Exercise prompt:
Decide whether each statement below agrees with the text on CDAs. Answer yes or no for each, quoting the words of the text that decide it.
1. A CDA generally has a faster exchange than a CSA.
2. Helmchen's postulates have been shown to apply to esters.
3. Diastereomers with bulky substituents on the alpha carbon and the nitrogen elute after similar molecules with smaller substituents.

Text passage:

------------------------------------

2. Diastereomers bind to surfaces (silica gel in normal phase chromatography) mainly with hydrogen bonding.
3. Significant resolution of diastereomers is only expected when molecules can adsorb to silica through two contact points (two hydrogen bonds). This interaction can be perturbed by substituents.
4. Diastereomers with bulky substituents on the alpha carbon (R2) and on the nitrogen (R1) can shield the hydrogen bonding with the surface, thus the molecule will be eluted before similar molecules with smaller substituents.
Helmchen's postulates have been proven to be applicable to other functional groups such as: carbamates, esters, and epoxides.

===Chiral stationary phases===

Stationary phases can react with CDAs to form chiral stationary phases which can resolve chiral molecules. By reacting with alcohols on a silicate stationary phase, CDAs add a chiral center to the stationary phase, which allows for the separation of chiral molecules.

==CDAs in NMR spectroscopy==
CDAs are used with NMR spectroscopic analysis to determine enantiomeric excess and the absolute configuration of a substrate. Chiral discriminating agents are sometimes difficult to distinguish from chiral solvating agents (CSA) and some agents can be used as both. The speed of the exchange between the substrate and the metal center is the most important determining factor to differentiate between the use of a compound as a CDA or CSA. Generally, a CDA has a slow exchange whereas a CSA has a fast exchange. CDAs are more widely used than CSAs to determine absolute configurations because the covalent bonding to the substrate and auxiliary reagent produce species with greater conformational rigidity which creates greater differences in the NMR spectra. CDAs and CSAs can be used together to improve chiral recognition, although this is not a common.

------------------------------------

Information:
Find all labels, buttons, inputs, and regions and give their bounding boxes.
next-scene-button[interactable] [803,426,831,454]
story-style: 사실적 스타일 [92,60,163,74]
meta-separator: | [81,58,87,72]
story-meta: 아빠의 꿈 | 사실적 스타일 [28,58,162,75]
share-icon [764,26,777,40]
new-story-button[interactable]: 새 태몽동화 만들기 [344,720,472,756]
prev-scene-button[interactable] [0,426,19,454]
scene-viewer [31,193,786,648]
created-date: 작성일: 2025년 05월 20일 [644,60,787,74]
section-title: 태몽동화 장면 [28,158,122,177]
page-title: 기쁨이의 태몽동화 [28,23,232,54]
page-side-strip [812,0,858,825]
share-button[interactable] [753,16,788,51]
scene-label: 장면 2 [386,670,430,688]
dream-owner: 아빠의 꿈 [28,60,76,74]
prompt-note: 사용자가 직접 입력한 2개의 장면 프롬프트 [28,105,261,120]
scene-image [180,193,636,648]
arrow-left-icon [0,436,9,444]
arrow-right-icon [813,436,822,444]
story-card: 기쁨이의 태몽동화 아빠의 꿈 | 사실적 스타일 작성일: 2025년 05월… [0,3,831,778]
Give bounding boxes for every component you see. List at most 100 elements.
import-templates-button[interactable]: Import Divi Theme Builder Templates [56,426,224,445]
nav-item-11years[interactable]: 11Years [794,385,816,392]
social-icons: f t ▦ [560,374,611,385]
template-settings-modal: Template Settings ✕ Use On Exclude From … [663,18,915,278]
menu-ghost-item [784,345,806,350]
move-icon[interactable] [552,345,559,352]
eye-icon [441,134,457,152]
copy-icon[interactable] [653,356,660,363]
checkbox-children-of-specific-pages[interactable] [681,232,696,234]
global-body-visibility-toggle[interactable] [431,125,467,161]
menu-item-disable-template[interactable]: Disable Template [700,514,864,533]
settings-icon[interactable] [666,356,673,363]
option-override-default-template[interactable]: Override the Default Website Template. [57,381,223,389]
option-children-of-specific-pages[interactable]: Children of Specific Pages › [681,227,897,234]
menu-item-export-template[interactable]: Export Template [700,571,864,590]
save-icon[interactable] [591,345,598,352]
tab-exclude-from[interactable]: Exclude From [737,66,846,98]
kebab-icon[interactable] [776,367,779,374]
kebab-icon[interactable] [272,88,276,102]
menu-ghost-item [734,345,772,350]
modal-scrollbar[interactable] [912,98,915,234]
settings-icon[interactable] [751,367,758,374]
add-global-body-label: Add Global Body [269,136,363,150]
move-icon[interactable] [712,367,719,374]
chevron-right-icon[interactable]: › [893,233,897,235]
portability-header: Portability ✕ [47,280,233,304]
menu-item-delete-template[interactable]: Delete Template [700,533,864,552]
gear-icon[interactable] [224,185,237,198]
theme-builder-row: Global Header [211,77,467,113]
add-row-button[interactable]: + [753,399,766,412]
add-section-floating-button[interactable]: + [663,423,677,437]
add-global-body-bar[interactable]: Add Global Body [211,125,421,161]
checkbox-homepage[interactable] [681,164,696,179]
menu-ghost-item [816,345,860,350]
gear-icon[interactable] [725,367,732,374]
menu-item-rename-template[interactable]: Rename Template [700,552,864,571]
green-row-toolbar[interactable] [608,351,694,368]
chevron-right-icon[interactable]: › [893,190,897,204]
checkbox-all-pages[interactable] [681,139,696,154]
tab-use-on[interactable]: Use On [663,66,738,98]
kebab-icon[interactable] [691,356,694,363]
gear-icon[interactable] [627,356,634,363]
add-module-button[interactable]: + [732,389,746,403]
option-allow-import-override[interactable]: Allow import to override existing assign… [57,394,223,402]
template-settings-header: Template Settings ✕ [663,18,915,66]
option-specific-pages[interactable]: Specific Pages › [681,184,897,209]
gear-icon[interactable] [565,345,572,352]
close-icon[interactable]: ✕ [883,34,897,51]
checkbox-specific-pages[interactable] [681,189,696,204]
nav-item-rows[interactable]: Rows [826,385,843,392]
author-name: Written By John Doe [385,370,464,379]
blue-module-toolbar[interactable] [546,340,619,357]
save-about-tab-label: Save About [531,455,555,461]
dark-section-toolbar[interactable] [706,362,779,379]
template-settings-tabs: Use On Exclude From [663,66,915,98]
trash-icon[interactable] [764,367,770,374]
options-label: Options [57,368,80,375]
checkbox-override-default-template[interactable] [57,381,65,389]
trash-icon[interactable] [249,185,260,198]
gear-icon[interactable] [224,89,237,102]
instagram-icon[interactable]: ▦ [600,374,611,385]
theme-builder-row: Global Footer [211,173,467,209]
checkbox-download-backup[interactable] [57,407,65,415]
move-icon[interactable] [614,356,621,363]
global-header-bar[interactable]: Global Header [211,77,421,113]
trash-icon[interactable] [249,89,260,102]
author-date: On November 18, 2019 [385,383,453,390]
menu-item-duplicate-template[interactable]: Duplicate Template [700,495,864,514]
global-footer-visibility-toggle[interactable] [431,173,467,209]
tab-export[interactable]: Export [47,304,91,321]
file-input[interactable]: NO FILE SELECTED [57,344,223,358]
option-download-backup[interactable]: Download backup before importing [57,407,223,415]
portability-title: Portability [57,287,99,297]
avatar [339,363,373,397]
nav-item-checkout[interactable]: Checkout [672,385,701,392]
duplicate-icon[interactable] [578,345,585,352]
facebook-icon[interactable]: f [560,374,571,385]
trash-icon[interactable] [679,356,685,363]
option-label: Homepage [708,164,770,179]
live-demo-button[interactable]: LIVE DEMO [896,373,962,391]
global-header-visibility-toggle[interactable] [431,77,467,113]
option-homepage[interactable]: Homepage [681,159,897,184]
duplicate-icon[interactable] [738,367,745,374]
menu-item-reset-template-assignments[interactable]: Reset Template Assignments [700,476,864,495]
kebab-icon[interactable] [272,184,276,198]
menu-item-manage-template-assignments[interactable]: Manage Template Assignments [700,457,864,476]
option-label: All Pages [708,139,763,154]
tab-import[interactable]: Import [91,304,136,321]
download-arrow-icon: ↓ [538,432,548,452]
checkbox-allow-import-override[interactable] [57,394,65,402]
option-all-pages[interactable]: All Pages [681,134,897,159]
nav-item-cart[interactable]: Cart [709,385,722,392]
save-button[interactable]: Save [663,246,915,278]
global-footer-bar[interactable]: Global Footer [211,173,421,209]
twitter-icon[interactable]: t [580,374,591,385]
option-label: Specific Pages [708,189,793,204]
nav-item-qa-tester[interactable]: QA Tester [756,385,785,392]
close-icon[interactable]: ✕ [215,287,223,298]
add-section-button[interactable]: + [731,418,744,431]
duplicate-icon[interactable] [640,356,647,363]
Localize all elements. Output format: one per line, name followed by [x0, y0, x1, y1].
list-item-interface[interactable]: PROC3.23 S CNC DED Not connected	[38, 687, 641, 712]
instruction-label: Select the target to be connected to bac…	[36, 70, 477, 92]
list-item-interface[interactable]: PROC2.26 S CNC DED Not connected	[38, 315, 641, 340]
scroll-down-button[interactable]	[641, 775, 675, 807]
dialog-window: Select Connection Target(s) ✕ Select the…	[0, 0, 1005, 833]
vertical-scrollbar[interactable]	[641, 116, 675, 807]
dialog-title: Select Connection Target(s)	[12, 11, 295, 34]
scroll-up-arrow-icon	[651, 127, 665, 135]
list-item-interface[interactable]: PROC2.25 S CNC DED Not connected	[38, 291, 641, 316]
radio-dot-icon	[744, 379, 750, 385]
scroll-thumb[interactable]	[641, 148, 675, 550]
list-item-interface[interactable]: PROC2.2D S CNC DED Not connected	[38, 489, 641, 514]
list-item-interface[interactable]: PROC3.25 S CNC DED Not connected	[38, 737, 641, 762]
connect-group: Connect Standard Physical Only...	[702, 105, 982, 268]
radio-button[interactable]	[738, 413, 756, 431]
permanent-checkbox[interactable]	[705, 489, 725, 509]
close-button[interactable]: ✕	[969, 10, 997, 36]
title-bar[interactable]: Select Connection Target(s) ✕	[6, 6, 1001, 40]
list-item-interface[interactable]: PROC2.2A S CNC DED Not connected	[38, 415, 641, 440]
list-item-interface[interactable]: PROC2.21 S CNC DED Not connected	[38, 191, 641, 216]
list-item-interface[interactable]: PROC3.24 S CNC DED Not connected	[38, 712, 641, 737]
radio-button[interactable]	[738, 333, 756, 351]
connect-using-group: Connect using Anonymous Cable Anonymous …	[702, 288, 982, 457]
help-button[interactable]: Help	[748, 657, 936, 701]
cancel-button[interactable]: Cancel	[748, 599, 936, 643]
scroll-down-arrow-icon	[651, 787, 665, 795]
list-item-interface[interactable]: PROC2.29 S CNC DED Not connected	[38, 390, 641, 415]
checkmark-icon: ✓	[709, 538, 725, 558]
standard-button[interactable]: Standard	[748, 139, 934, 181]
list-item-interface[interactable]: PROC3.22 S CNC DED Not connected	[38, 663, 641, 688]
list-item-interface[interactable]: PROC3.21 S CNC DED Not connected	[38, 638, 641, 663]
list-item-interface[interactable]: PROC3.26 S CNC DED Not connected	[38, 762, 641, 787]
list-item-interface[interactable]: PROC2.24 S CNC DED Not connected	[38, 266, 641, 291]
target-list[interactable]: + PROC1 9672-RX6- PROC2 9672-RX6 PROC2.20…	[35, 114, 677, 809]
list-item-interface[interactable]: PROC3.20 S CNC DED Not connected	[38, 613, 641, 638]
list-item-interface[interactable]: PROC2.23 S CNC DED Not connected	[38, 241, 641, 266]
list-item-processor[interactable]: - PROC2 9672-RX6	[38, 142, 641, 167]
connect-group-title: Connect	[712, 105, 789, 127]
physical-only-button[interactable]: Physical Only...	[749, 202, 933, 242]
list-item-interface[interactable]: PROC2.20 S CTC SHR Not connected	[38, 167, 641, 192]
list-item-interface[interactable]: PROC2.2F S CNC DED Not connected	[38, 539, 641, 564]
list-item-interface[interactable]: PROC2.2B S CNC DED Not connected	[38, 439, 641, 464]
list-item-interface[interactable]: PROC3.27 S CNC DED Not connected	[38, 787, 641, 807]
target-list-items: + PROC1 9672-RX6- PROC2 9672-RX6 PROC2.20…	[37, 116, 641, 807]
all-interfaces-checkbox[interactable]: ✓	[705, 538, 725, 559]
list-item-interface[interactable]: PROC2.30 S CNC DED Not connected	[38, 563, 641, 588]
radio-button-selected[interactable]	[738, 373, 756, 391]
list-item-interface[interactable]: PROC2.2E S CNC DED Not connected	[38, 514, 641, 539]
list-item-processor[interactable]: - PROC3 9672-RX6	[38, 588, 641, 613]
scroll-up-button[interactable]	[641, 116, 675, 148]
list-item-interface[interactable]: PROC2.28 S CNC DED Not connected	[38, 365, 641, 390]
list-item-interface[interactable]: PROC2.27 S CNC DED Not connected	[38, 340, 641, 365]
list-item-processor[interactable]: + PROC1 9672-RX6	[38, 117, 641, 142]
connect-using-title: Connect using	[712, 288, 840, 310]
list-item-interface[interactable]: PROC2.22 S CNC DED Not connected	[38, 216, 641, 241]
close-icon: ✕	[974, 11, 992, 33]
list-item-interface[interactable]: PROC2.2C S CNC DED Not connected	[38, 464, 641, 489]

------------------------------------

Result:
1. No: "Generally, a CDA has a slow exchange whereas a CSA has a fast exchange."
2. Yes: "Helmchen's postulates have been proven to be applicable to other functional groups such as: carbamates, esters, and epoxides."
3. No: "thus the molecule will be eluted before similar molecules with smaller substituents."